Given entries -
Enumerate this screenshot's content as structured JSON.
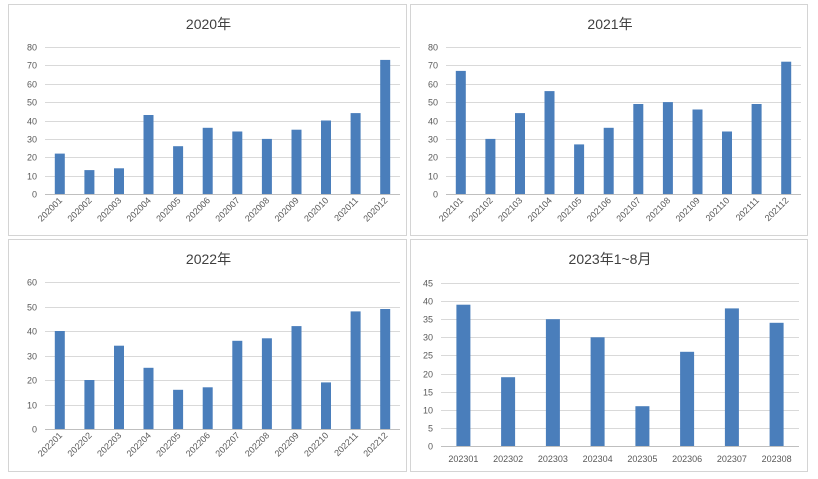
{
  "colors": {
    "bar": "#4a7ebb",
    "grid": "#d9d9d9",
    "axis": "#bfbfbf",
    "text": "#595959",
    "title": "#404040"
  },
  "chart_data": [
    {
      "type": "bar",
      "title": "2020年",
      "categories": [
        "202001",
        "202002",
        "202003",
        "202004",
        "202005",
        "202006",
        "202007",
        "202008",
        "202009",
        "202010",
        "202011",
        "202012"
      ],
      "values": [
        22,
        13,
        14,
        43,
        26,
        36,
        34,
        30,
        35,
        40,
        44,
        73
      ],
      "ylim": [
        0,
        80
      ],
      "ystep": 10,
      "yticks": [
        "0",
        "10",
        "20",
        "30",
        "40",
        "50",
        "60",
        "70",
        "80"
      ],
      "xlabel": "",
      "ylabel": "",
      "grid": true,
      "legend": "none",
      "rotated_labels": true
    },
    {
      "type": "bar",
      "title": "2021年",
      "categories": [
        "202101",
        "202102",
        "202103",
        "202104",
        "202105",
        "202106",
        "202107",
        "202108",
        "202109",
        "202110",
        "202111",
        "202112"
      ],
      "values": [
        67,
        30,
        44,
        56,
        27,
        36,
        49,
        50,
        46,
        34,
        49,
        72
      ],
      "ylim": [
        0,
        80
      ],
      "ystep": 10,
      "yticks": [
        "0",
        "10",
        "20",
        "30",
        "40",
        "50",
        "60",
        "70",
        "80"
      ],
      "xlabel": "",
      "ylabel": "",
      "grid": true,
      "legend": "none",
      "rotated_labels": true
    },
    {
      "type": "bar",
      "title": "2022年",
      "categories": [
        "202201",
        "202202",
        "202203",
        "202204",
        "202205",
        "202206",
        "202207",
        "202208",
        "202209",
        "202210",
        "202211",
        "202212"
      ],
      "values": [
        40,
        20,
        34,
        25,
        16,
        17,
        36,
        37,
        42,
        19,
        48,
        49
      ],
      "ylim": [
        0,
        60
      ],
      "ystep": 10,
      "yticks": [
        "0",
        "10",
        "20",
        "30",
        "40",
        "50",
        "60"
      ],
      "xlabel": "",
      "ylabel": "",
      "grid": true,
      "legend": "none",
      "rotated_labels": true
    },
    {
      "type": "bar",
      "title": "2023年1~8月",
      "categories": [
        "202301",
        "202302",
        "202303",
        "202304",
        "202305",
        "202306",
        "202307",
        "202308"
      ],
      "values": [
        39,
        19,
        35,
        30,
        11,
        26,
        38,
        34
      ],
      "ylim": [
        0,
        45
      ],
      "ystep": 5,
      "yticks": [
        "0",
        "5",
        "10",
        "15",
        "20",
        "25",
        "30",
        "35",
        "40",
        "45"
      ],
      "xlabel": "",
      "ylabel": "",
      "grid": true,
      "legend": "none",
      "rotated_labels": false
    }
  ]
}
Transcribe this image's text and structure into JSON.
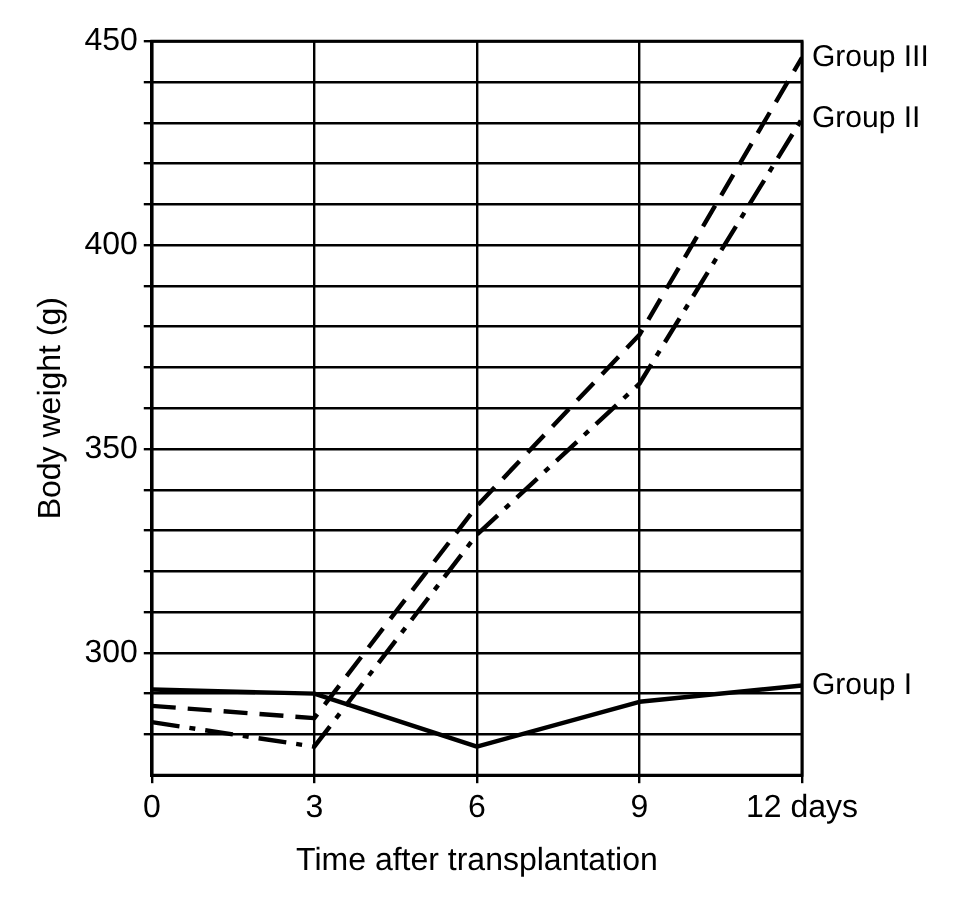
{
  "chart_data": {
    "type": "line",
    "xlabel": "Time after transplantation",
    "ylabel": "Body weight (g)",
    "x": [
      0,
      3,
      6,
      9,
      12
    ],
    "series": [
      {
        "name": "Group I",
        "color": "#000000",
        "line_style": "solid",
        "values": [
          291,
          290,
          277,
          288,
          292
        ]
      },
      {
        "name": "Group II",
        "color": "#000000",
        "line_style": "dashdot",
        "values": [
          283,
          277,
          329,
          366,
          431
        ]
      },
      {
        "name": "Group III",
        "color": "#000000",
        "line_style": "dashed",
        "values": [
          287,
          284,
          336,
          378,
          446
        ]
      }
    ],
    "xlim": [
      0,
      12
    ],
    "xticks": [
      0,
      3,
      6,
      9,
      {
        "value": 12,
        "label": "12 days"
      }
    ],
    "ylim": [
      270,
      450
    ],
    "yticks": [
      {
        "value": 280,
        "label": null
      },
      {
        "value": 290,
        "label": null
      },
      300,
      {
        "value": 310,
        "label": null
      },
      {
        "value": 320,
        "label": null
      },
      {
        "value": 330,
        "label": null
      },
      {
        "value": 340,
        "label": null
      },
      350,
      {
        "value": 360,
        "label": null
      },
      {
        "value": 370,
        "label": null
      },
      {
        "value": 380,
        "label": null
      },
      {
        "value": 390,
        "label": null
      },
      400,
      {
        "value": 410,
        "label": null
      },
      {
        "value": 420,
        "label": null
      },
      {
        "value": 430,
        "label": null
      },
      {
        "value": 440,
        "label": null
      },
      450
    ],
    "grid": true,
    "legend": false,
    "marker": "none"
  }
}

Stated exercise - Quote the entries above word for word. Leave the images out.

Completed task -
Enumerate this screenshot's content as structured JSON.
{
  "colors": {
    "bar": "#4a7ebb",
    "grid": "#d9d9d9",
    "axis": "#bfbfbf",
    "text": "#595959",
    "title": "#404040"
  },
  "chart_data": [
    {
      "type": "bar",
      "title": "2020年",
      "categories": [
        "202001",
        "202002",
        "202003",
        "202004",
        "202005",
        "202006",
        "202007",
        "202008",
        "202009",
        "202010",
        "202011",
        "202012"
      ],
      "values": [
        22,
        13,
        14,
        43,
        26,
        36,
        34,
        30,
        35,
        40,
        44,
        73
      ],
      "ylim": [
        0,
        80
      ],
      "ystep": 10,
      "yticks": [
        "0",
        "10",
        "20",
        "30",
        "40",
        "50",
        "60",
        "70",
        "80"
      ],
      "xlabel": "",
      "ylabel": "",
      "grid": true,
      "legend": "none",
      "rotated_labels": true
    },
    {
      "type": "bar",
      "title": "2021年",
      "categories": [
        "202101",
        "202102",
        "202103",
        "202104",
        "202105",
        "202106",
        "202107",
        "202108",
        "202109",
        "202110",
        "202111",
        "202112"
      ],
      "values": [
        67,
        30,
        44,
        56,
        27,
        36,
        49,
        50,
        46,
        34,
        49,
        72
      ],
      "ylim": [
        0,
        80
      ],
      "ystep": 10,
      "yticks": [
        "0",
        "10",
        "20",
        "30",
        "40",
        "50",
        "60",
        "70",
        "80"
      ],
      "xlabel": "",
      "ylabel": "",
      "grid": true,
      "legend": "none",
      "rotated_labels": true
    },
    {
      "type": "bar",
      "title": "2022年",
      "categories": [
        "202201",
        "202202",
        "202203",
        "202204",
        "202205",
        "202206",
        "202207",
        "202208",
        "202209",
        "202210",
        "202211",
        "202212"
      ],
      "values": [
        40,
        20,
        34,
        25,
        16,
        17,
        36,
        37,
        42,
        19,
        48,
        49
      ],
      "ylim": [
        0,
        60
      ],
      "ystep": 10,
      "yticks": [
        "0",
        "10",
        "20",
        "30",
        "40",
        "50",
        "60"
      ],
      "xlabel": "",
      "ylabel": "",
      "grid": true,
      "legend": "none",
      "rotated_labels": true
    },
    {
      "type": "bar",
      "title": "2023年1~8月",
      "categories": [
        "202301",
        "202302",
        "202303",
        "202304",
        "202305",
        "202306",
        "202307",
        "202308"
      ],
      "values": [
        39,
        19,
        35,
        30,
        11,
        26,
        38,
        34
      ],
      "ylim": [
        0,
        45
      ],
      "ystep": 5,
      "yticks": [
        "0",
        "5",
        "10",
        "15",
        "20",
        "25",
        "30",
        "35",
        "40",
        "45"
      ],
      "xlabel": "",
      "ylabel": "",
      "grid": true,
      "legend": "none",
      "rotated_labels": false
    }
  ]
}
Transcribe this image's text and structure into JSON.
{
  "chart_data": {
    "type": "line",
    "xlabel": "Time after transplantation",
    "ylabel": "Body weight (g)",
    "x": [
      0,
      3,
      6,
      9,
      12
    ],
    "series": [
      {
        "name": "Group I",
        "color": "#000000",
        "line_style": "solid",
        "values": [
          291,
          290,
          277,
          288,
          292
        ]
      },
      {
        "name": "Group II",
        "color": "#000000",
        "line_style": "dashdot",
        "values": [
          283,
          277,
          329,
          366,
          431
        ]
      },
      {
        "name": "Group III",
        "color": "#000000",
        "line_style": "dashed",
        "values": [
          287,
          284,
          336,
          378,
          446
        ]
      }
    ],
    "xlim": [
      0,
      12
    ],
    "xticks": [
      0,
      3,
      6,
      9,
      {
        "value": 12,
        "label": "12 days"
      }
    ],
    "ylim": [
      270,
      450
    ],
    "yticks": [
      {
        "value": 280,
        "label": null
      },
      {
        "value": 290,
        "label": null
      },
      300,
      {
        "value": 310,
        "label": null
      },
      {
        "value": 320,
        "label": null
      },
      {
        "value": 330,
        "label": null
      },
      {
        "value": 340,
        "label": null
      },
      350,
      {
        "value": 360,
        "label": null
      },
      {
        "value": 370,
        "label": null
      },
      {
        "value": 380,
        "label": null
      },
      {
        "value": 390,
        "label": null
      },
      400,
      {
        "value": 410,
        "label": null
      },
      {
        "value": 420,
        "label": null
      },
      {
        "value": 430,
        "label": null
      },
      {
        "value": 440,
        "label": null
      },
      450
    ],
    "grid": true,
    "legend": false,
    "marker": "none"
  }
}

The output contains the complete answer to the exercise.